■ **Problem to solve**
Scan the data below. Pull out each line where "Chem" occurs.

==*==

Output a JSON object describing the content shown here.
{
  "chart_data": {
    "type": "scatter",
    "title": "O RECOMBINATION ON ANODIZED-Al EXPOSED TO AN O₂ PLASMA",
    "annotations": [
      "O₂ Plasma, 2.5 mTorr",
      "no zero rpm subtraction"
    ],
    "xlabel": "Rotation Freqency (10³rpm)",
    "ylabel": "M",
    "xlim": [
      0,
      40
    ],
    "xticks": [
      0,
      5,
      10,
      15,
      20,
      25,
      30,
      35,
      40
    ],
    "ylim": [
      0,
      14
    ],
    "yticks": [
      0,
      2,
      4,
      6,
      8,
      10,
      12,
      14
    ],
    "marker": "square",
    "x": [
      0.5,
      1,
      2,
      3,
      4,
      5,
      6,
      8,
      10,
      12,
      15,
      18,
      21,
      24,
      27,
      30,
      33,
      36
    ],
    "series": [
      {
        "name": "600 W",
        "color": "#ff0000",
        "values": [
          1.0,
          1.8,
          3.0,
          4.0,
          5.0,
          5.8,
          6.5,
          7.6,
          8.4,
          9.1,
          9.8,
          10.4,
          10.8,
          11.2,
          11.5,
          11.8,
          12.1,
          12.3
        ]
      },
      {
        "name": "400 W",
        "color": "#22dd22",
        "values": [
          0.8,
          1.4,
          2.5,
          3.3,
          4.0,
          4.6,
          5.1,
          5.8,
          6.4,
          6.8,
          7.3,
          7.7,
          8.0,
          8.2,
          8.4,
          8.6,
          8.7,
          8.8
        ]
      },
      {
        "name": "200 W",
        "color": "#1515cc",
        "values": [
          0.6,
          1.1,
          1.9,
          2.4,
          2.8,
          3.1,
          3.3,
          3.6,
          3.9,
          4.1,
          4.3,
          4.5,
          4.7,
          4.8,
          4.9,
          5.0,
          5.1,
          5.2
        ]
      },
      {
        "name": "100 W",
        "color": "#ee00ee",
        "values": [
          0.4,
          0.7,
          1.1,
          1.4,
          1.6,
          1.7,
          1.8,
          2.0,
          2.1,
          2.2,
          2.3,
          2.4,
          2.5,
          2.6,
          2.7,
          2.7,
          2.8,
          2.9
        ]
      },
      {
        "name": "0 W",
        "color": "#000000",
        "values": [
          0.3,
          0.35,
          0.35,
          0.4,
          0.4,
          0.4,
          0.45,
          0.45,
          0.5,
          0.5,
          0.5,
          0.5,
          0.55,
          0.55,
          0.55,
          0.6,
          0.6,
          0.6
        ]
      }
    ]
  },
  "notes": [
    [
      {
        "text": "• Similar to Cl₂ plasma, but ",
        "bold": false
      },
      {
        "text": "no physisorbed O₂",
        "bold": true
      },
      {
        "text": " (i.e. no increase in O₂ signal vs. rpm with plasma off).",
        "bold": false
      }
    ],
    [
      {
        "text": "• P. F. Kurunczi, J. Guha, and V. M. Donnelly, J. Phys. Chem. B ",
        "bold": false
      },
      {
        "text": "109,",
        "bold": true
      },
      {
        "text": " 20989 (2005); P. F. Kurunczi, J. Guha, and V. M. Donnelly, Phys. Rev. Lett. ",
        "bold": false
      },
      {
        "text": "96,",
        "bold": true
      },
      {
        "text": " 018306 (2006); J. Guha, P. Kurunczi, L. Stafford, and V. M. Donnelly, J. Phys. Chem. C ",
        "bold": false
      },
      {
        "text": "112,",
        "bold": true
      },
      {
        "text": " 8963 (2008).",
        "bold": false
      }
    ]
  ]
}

==*==

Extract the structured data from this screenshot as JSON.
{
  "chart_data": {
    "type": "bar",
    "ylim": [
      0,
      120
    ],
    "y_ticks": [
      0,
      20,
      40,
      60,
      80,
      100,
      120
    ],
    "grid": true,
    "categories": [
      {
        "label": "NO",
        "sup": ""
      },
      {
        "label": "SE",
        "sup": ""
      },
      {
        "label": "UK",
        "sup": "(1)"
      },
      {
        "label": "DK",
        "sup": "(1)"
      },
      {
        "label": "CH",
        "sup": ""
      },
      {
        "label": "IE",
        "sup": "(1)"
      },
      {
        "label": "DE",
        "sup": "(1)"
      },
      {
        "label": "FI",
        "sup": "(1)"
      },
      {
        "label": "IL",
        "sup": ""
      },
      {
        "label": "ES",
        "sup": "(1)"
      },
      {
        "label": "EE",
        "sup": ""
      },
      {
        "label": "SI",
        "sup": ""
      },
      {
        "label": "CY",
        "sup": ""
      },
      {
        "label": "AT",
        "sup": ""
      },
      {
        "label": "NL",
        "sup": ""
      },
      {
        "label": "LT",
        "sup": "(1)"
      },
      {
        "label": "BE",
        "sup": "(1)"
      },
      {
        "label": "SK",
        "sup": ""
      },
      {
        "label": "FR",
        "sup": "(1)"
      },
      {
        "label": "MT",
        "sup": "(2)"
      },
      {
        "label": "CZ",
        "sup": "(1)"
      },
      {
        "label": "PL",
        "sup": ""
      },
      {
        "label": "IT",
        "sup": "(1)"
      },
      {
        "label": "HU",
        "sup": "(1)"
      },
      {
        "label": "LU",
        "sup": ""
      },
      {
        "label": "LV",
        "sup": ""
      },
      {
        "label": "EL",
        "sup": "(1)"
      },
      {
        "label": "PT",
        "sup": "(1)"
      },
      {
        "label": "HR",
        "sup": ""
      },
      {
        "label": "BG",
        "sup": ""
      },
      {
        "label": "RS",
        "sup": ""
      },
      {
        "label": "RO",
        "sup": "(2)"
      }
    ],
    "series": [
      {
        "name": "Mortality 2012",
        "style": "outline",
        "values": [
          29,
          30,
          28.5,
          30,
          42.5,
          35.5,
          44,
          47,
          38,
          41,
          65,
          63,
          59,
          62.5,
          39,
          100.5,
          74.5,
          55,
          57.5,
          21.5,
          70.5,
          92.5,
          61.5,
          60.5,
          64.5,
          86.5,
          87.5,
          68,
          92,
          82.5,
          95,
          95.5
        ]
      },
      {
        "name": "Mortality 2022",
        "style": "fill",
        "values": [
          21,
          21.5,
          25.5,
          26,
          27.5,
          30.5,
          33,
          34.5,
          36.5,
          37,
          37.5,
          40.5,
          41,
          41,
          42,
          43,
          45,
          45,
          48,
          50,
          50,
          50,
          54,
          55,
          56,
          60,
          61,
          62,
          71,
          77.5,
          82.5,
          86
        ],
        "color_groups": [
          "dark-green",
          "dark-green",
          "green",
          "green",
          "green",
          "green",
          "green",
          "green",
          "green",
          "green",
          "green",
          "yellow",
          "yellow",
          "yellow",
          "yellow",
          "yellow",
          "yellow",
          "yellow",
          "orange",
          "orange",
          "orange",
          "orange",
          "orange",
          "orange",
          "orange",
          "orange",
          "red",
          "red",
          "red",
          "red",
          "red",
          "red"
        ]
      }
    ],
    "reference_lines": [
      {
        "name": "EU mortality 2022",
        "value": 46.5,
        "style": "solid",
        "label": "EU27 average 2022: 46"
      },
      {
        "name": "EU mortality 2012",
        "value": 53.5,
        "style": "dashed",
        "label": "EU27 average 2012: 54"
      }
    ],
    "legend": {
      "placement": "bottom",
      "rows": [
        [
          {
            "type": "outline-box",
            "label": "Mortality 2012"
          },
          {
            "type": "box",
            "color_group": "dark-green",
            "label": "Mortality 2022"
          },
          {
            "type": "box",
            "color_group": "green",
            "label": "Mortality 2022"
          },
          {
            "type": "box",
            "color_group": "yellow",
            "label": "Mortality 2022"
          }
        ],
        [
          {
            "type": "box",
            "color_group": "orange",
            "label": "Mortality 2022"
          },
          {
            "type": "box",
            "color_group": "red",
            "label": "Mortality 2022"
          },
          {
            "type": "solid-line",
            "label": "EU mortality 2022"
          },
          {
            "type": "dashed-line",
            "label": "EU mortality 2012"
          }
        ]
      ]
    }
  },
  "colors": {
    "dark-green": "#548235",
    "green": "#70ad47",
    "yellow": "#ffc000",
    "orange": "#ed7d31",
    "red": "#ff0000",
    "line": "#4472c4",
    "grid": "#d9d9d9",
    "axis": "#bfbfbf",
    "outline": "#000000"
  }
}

==*==

■ **Exercise answer**
        "text": "• P. F. Kurunczi, J. Guha, and V. M. Donnelly, J. Phys. Chem. B ",
        "text": " 018306 (2006); J. Guha, P. Kurunczi, L. Stafford, and V. M. Donnelly, J. Phys. Chem. C ",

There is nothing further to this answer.